[begin INFORMATION SUPPLIED]
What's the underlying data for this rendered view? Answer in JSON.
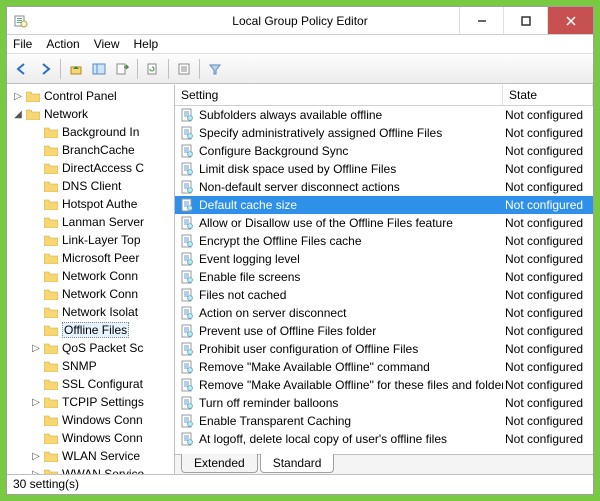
{
  "window": {
    "title": "Local Group Policy Editor"
  },
  "menubar": [
    "File",
    "Action",
    "View",
    "Help"
  ],
  "tree": {
    "root_nodes": [
      {
        "label": "Control Panel",
        "expander": "▷",
        "indent": 0,
        "selected": false
      },
      {
        "label": "Network",
        "expander": "◢",
        "indent": 0,
        "selected": false
      }
    ],
    "children": [
      {
        "label": "Background In",
        "indent": 1
      },
      {
        "label": "BranchCache",
        "indent": 1
      },
      {
        "label": "DirectAccess C",
        "indent": 1
      },
      {
        "label": "DNS Client",
        "indent": 1
      },
      {
        "label": "Hotspot Authe",
        "indent": 1
      },
      {
        "label": "Lanman Server",
        "indent": 1
      },
      {
        "label": "Link-Layer Top",
        "indent": 1
      },
      {
        "label": "Microsoft Peer",
        "indent": 1
      },
      {
        "label": "Network Conn",
        "indent": 1
      },
      {
        "label": "Network Conn",
        "indent": 1
      },
      {
        "label": "Network Isolat",
        "indent": 1
      },
      {
        "label": "Offline Files",
        "indent": 1,
        "selected": true
      },
      {
        "label": "QoS Packet Sc",
        "indent": 1,
        "expander": "▷"
      },
      {
        "label": "SNMP",
        "indent": 1
      },
      {
        "label": "SSL Configurat",
        "indent": 1
      },
      {
        "label": "TCPIP Settings",
        "indent": 1,
        "expander": "▷"
      },
      {
        "label": "Windows Conn",
        "indent": 1
      },
      {
        "label": "Windows Conn",
        "indent": 1
      },
      {
        "label": "WLAN Service",
        "indent": 1,
        "expander": "▷"
      },
      {
        "label": "WWAN Service",
        "indent": 1,
        "expander": "▷"
      }
    ]
  },
  "list": {
    "columns": {
      "setting": "Setting",
      "state": "State"
    },
    "rows": [
      {
        "setting": "Subfolders always available offline",
        "state": "Not configured",
        "selected": false
      },
      {
        "setting": "Specify administratively assigned Offline Files",
        "state": "Not configured",
        "selected": false
      },
      {
        "setting": "Configure Background Sync",
        "state": "Not configured",
        "selected": false
      },
      {
        "setting": "Limit disk space used by Offline Files",
        "state": "Not configured",
        "selected": false
      },
      {
        "setting": "Non-default server disconnect actions",
        "state": "Not configured",
        "selected": false
      },
      {
        "setting": "Default cache size",
        "state": "Not configured",
        "selected": true
      },
      {
        "setting": "Allow or Disallow use of the Offline Files feature",
        "state": "Not configured",
        "selected": false
      },
      {
        "setting": "Encrypt the Offline Files cache",
        "state": "Not configured",
        "selected": false
      },
      {
        "setting": "Event logging level",
        "state": "Not configured",
        "selected": false
      },
      {
        "setting": "Enable file screens",
        "state": "Not configured",
        "selected": false
      },
      {
        "setting": "Files not cached",
        "state": "Not configured",
        "selected": false
      },
      {
        "setting": "Action on server disconnect",
        "state": "Not configured",
        "selected": false
      },
      {
        "setting": "Prevent use of Offline Files folder",
        "state": "Not configured",
        "selected": false
      },
      {
        "setting": "Prohibit user configuration of Offline Files",
        "state": "Not configured",
        "selected": false
      },
      {
        "setting": "Remove \"Make Available Offline\" command",
        "state": "Not configured",
        "selected": false
      },
      {
        "setting": "Remove \"Make Available Offline\" for these files and folders",
        "state": "Not configured",
        "selected": false
      },
      {
        "setting": "Turn off reminder balloons",
        "state": "Not configured",
        "selected": false
      },
      {
        "setting": "Enable Transparent Caching",
        "state": "Not configured",
        "selected": false
      },
      {
        "setting": "At logoff, delete local copy of user's offline files",
        "state": "Not configured",
        "selected": false
      }
    ]
  },
  "tabs": {
    "extended": "Extended",
    "standard": "Standard"
  },
  "statusbar": "30 setting(s)"
}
[end INFORMATION SUPPLIED]
Identify all lines where the word "user" shows up. Copy them.

        "setting": "Prohibit user configuration of Offline Files",
        "setting": "At logoff, delete local copy of user's offline files",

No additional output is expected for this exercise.